___ Record excerpts
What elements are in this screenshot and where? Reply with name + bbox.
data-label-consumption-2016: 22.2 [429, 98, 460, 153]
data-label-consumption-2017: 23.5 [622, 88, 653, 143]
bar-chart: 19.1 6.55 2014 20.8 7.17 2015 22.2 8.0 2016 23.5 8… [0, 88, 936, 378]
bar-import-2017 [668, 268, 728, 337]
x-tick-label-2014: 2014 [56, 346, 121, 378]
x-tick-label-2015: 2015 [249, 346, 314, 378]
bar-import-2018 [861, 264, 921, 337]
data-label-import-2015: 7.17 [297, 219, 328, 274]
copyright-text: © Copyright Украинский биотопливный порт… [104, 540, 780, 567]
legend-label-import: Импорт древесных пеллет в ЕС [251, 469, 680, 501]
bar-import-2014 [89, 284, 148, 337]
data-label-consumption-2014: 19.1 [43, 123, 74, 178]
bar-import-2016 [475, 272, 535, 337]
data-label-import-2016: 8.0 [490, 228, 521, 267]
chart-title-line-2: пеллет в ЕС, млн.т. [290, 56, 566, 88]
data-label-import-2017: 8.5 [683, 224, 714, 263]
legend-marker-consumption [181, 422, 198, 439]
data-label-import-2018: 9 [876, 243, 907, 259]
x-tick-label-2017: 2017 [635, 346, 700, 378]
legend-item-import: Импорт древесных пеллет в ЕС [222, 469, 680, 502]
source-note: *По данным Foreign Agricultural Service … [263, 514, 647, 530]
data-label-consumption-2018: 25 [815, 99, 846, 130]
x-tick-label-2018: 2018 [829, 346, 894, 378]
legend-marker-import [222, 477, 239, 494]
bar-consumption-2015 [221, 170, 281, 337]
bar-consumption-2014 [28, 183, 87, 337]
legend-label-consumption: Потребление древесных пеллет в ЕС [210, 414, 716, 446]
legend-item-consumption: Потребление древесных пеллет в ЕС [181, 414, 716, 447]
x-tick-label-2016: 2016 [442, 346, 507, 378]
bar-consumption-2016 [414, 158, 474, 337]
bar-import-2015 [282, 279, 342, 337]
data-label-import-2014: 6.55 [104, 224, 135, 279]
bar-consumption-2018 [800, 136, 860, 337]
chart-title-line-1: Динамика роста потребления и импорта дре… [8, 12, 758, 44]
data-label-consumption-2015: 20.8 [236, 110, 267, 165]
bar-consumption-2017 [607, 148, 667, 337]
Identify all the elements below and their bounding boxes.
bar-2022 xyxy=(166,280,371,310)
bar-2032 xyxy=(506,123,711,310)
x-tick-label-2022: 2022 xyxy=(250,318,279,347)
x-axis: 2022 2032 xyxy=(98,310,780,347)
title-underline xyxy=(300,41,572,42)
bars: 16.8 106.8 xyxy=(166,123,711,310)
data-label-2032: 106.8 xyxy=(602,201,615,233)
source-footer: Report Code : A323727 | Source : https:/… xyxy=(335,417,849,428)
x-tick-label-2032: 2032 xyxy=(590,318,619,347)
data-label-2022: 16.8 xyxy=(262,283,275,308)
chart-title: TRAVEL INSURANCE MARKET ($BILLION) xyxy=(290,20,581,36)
______
Task to complete: Extract every line of the records above that contains the string "legend". Case counts.

Output of the task:
legend-label-import: Импорт древесных пеллет в ЕС [251, 469, 680, 501]
legend-marker-consumption [181, 422, 198, 439]
legend-item-import: Импорт древесных пеллет в ЕС [222, 469, 680, 502]
legend-marker-import [222, 477, 239, 494]
legend-label-consumption: Потребление древесных пеллет в ЕС [210, 414, 716, 446]
legend-item-consumption: Потребление древесных пеллет в ЕС [181, 414, 716, 447]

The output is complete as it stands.